▶ _Task details_
Every entry below should be transcribed exactly; pictures stay out of the copy.

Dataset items
********

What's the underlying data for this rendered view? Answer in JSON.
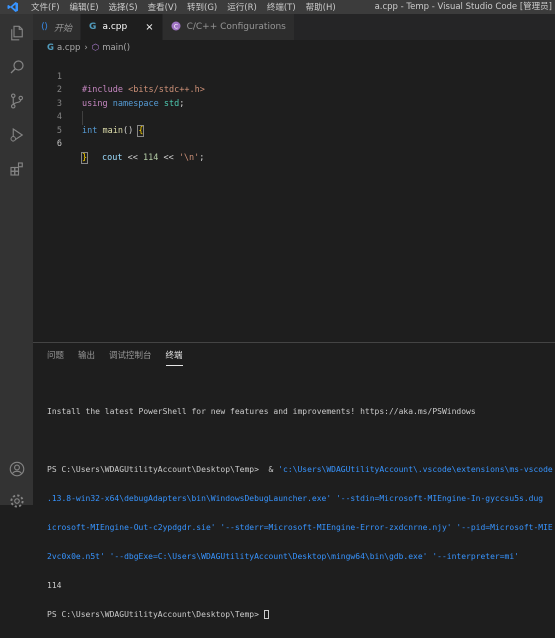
{
  "titlebar": {
    "menu": [
      "文件(F)",
      "编辑(E)",
      "选择(S)",
      "查看(V)",
      "转到(G)",
      "运行(R)",
      "终端(T)",
      "帮助(H)"
    ],
    "window_title": "a.cpp - Temp - Visual Studio Code [管理员]"
  },
  "activity_icons": [
    "explorer-icon",
    "search-icon",
    "source-control-icon",
    "run-debug-icon",
    "extensions-icon",
    "account-icon",
    "settings-gear-icon"
  ],
  "tabs": [
    {
      "label": "开始",
      "icon": "vscode-logo-icon"
    },
    {
      "label": "a.cpp",
      "icon": "cpp-file-icon",
      "close": "×"
    },
    {
      "label": "C/C++ Configurations",
      "icon": "c-cpp-extension-icon"
    }
  ],
  "breadcrumb": {
    "file": "a.cpp",
    "symbol": "main()"
  },
  "editor": {
    "line_numbers": [
      "1",
      "2",
      "3",
      "4",
      "5",
      "6"
    ],
    "l1": {
      "directive": "#include",
      "header": "<bits/stdc++.h>"
    },
    "l2": {
      "kw1": "using",
      "kw2": "namespace",
      "ns": "std",
      "semi": ";"
    },
    "l4": {
      "type": "int",
      "fn": "main",
      "paren": "() ",
      "brace": "{"
    },
    "l5": {
      "var": "cout",
      "op1": " << ",
      "num": "114",
      "op2": " << ",
      "str": "'\\n'",
      "semi": ";"
    },
    "l6": {
      "brace": "}"
    }
  },
  "panel": {
    "tabs": [
      "问题",
      "输出",
      "调试控制台",
      "终端"
    ],
    "terminal": {
      "line1": "Install the latest PowerShell for new features and improvements! https://aka.ms/PSWindows",
      "prompt": "PS C:\\Users\\WDAGUtilityAccount\\Desktop\\Temp>",
      "amp": "  & ",
      "cmd1": "'c:\\Users\\WDAGUtilityAccount\\.vscode\\extensions\\ms-vscode",
      "cmd2": ".13.8-win32-x64\\debugAdapters\\bin\\WindowsDebugLauncher.exe' '--stdin=Microsoft-MIEngine-In-gyccsu5s.dug",
      "cmd3": "icrosoft-MIEngine-Out-c2ypdgdr.sie' '--stderr=Microsoft-MIEngine-Error-zxdcnrne.njy' '--pid=Microsoft-MIE",
      "cmd4": "2vc0x0e.n5t' '--dbgExe=C:\\Users\\WDAGUtilityAccount\\Desktop\\mingw64\\bin\\gdb.exe' '--interpreter=mi'",
      "output": "114",
      "prompt2": "PS C:\\Users\\WDAGUtilityAccount\\Desktop\\Temp>"
    }
  },
  "colors": {
    "accent": "#007acc",
    "keyword": "#c586c0",
    "type": "#569cd6",
    "string": "#ce9178"
  }
}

********

▶ _Answer for this exercise_
What's the underlying data for this rendered view? Answer in JSON.
{
  "titlebar": {
    "menu": [
      "文件(F)",
      "编辑(E)",
      "选择(S)",
      "查看(V)",
      "转到(G)",
      "运行(R)",
      "终端(T)",
      "帮助(H)"
    ],
    "window_title": "a.cpp - Temp - Visual Studio Code [管理员]"
  },
  "activity_icons": [
    "explorer-icon",
    "search-icon",
    "source-control-icon",
    "run-debug-icon",
    "extensions-icon",
    "account-icon",
    "settings-gear-icon"
  ],
  "tabs": [
    {
      "label": "开始",
      "icon": "vscode-logo-icon"
    },
    {
      "label": "a.cpp",
      "icon": "cpp-file-icon",
      "close": "×"
    },
    {
      "label": "C/C++ Configurations",
      "icon": "c-cpp-extension-icon"
    }
  ],
  "breadcrumb": {
    "file": "a.cpp",
    "symbol": "main()"
  },
  "editor": {
    "line_numbers": [
      "1",
      "2",
      "3",
      "4",
      "5",
      "6"
    ],
    "l1": {
      "directive": "#include",
      "header": "<bits/stdc++.h>"
    },
    "l2": {
      "kw1": "using",
      "kw2": "namespace",
      "ns": "std",
      "semi": ";"
    },
    "l4": {
      "type": "int",
      "fn": "main",
      "paren": "() ",
      "brace": "{"
    },
    "l5": {
      "var": "cout",
      "op1": " << ",
      "num": "114",
      "op2": " << ",
      "str": "'\\n'",
      "semi": ";"
    },
    "l6": {
      "brace": "}"
    }
  },
  "panel": {
    "tabs": [
      "问题",
      "输出",
      "调试控制台",
      "终端"
    ],
    "terminal": {
      "line1": "Install the latest PowerShell for new features and improvements! https://aka.ms/PSWindows",
      "prompt": "PS C:\\Users\\WDAGUtilityAccount\\Desktop\\Temp>",
      "amp": "  & ",
      "cmd1": "'c:\\Users\\WDAGUtilityAccount\\.vscode\\extensions\\ms-vscode",
      "cmd2": ".13.8-win32-x64\\debugAdapters\\bin\\WindowsDebugLauncher.exe' '--stdin=Microsoft-MIEngine-In-gyccsu5s.dug",
      "cmd3": "icrosoft-MIEngine-Out-c2ypdgdr.sie' '--stderr=Microsoft-MIEngine-Error-zxdcnrne.njy' '--pid=Microsoft-MIE",
      "cmd4": "2vc0x0e.n5t' '--dbgExe=C:\\Users\\WDAGUtilityAccount\\Desktop\\mingw64\\bin\\gdb.exe' '--interpreter=mi'",
      "output": "114",
      "prompt2": "PS C:\\Users\\WDAGUtilityAccount\\Desktop\\Temp>"
    }
  },
  "colors": {
    "accent": "#007acc",
    "keyword": "#c586c0",
    "type": "#569cd6",
    "string": "#ce9178"
  }
}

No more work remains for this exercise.